(Dataset entries)
▼

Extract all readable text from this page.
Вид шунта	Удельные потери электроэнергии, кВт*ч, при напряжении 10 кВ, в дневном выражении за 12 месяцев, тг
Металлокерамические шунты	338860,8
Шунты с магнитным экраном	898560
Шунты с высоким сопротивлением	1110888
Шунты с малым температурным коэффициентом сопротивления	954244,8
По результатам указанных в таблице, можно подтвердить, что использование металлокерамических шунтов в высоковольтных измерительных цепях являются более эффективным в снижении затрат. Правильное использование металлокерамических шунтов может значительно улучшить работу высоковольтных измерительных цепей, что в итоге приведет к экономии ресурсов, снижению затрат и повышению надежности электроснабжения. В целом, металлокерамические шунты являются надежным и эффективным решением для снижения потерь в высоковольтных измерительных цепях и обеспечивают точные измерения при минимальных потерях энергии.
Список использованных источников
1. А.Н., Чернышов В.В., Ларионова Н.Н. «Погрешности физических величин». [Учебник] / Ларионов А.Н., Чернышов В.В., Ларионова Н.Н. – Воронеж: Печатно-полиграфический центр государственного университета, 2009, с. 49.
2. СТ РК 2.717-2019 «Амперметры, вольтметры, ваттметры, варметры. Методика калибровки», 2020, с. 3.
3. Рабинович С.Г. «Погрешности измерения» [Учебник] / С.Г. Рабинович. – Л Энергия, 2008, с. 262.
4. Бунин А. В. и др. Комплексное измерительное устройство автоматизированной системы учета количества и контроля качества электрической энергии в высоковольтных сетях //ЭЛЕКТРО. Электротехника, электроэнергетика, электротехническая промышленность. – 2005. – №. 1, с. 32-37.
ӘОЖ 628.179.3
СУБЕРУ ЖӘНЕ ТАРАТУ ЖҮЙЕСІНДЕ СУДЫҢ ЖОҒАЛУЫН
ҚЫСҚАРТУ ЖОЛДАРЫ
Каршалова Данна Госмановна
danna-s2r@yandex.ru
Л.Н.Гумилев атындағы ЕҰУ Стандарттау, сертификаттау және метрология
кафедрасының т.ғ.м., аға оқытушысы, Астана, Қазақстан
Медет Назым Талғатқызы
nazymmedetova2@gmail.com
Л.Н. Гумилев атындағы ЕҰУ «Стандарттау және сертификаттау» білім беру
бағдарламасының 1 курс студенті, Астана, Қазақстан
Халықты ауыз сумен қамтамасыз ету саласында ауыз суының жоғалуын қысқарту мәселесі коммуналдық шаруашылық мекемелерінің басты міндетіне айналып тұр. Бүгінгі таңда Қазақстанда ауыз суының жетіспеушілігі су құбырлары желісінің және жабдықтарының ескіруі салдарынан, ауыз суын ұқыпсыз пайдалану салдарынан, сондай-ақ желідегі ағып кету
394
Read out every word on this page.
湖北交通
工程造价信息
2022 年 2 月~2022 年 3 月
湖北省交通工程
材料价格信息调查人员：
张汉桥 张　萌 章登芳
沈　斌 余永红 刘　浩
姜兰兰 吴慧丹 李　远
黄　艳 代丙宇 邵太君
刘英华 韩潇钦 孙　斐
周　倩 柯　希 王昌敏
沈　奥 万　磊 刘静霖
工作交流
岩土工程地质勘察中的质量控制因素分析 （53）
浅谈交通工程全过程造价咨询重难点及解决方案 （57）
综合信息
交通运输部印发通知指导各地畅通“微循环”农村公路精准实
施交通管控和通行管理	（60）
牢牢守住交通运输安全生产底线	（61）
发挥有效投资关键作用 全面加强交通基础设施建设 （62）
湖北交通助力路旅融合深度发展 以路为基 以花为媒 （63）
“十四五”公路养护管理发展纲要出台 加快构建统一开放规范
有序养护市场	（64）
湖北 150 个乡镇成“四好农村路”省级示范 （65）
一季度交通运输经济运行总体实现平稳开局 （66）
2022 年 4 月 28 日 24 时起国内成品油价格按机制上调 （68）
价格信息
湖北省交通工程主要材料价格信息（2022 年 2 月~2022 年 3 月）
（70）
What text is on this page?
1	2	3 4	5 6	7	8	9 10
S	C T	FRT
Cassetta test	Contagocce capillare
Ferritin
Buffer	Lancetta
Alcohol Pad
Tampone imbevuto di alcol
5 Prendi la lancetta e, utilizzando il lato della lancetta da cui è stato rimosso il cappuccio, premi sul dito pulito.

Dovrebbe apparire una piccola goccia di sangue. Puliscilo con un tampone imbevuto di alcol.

▲
▼

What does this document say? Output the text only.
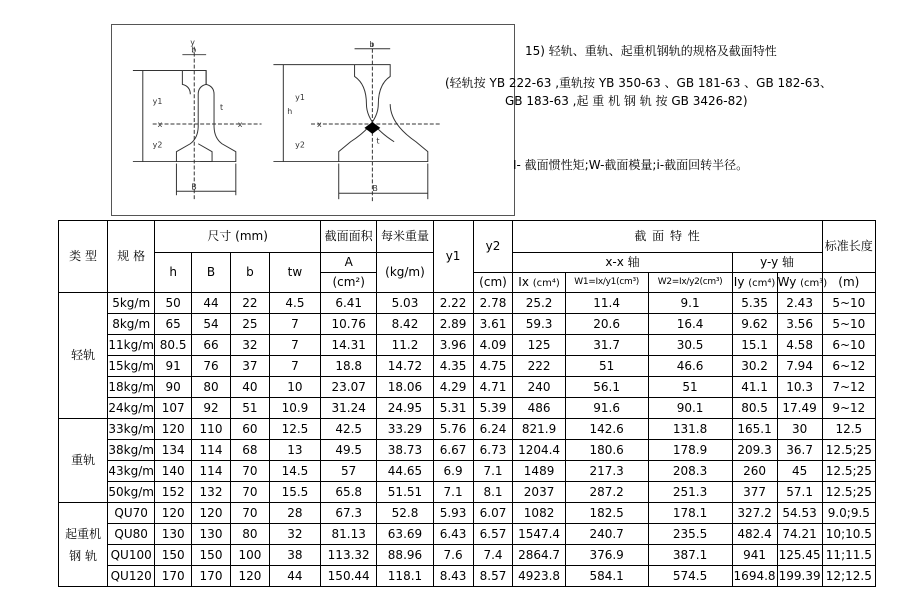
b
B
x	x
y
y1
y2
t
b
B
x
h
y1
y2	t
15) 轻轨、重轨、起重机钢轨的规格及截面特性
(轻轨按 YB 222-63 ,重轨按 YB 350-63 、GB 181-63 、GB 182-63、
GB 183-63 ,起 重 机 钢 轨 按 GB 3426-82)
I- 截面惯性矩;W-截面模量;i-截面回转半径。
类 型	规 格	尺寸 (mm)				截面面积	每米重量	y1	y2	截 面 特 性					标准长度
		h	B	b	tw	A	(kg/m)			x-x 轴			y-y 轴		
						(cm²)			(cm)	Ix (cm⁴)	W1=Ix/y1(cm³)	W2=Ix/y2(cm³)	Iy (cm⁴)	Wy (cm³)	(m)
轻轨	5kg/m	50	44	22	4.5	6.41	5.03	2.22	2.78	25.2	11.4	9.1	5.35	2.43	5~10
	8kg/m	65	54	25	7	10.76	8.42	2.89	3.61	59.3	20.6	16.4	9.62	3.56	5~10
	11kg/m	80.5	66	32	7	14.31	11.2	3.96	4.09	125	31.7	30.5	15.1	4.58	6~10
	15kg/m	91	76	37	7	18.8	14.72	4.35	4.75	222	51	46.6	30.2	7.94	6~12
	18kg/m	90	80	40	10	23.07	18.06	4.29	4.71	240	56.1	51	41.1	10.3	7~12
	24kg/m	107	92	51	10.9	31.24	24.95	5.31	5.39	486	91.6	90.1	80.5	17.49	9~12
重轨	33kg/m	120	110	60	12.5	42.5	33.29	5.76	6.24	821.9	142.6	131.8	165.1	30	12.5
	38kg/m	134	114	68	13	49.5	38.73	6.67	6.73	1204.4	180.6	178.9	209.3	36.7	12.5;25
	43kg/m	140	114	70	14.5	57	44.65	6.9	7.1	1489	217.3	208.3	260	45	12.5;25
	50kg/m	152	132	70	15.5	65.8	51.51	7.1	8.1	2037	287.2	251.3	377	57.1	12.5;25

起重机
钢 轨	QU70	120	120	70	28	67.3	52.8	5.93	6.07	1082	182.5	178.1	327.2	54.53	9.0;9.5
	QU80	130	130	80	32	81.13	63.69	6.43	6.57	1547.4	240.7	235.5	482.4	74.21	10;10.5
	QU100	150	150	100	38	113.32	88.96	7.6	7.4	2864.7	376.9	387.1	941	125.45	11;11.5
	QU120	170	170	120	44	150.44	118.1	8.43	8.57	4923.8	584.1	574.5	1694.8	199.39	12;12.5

▲

GOAL OF THE EXERCISE – Write out every line from the entries where "text" appears.

RESPONSE FOR THIS EXERCISE –
Extract all readable text from this page.
What text is on this page?
What does this document say? Output the text only.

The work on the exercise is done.